--- start of Supplied material ---

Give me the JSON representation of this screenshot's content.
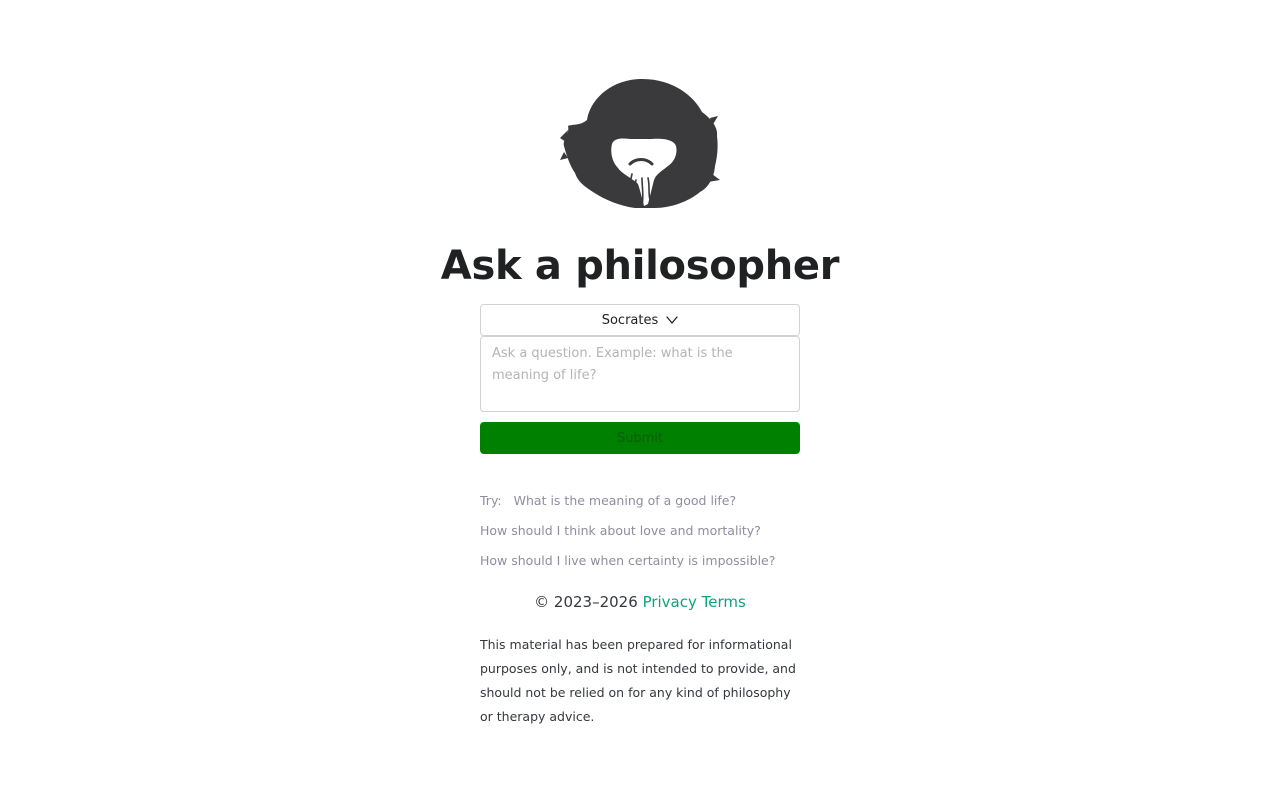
{
  "app": {
    "title": "Ask a philosopher"
  },
  "logo": {
    "icon": "philosopher-silhouette-icon",
    "color": "#3a393b"
  },
  "form": {
    "philosopher_selected": "Socrates",
    "question_placeholder": "Ask a question. Example: what is the meaning of life?",
    "question_value": "",
    "submit_label": "Submit",
    "submit_color": "#008000"
  },
  "examples": {
    "label": "Try:",
    "items": [
      "What is the meaning of a good life?",
      "How should I think about love and mortality?",
      "How should I live when certainty is impossible?"
    ]
  },
  "footer": {
    "copyright": "© 2023–2026",
    "privacy_label": "Privacy",
    "terms_label": "Terms",
    "link_color": "#10a37f"
  },
  "disclaimer": "This material has been prepared for informational purposes only, and is not intended to provide, and should not be relied on for any kind of philosophy or therapy advice."
}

--- end of Supplied material ---

> **Problem details**
Each entry gets copied exactly; the pictures stay out.

> **Expected answer**
Give me the JSON representation of this screenshot's content.
{
  "app": {
    "title": "Ask a philosopher"
  },
  "logo": {
    "icon": "philosopher-silhouette-icon",
    "color": "#3a393b"
  },
  "form": {
    "philosopher_selected": "Socrates",
    "question_placeholder": "Ask a question. Example: what is the meaning of life?",
    "question_value": "",
    "submit_label": "Submit",
    "submit_color": "#008000"
  },
  "examples": {
    "label": "Try:",
    "items": [
      "What is the meaning of a good life?",
      "How should I think about love and mortality?",
      "How should I live when certainty is impossible?"
    ]
  },
  "footer": {
    "copyright": "© 2023–2026",
    "privacy_label": "Privacy",
    "terms_label": "Terms",
    "link_color": "#10a37f"
  },
  "disclaimer": "This material has been prepared for informational purposes only, and is not intended to provide, and should not be relied on for any kind of philosophy or therapy advice."
}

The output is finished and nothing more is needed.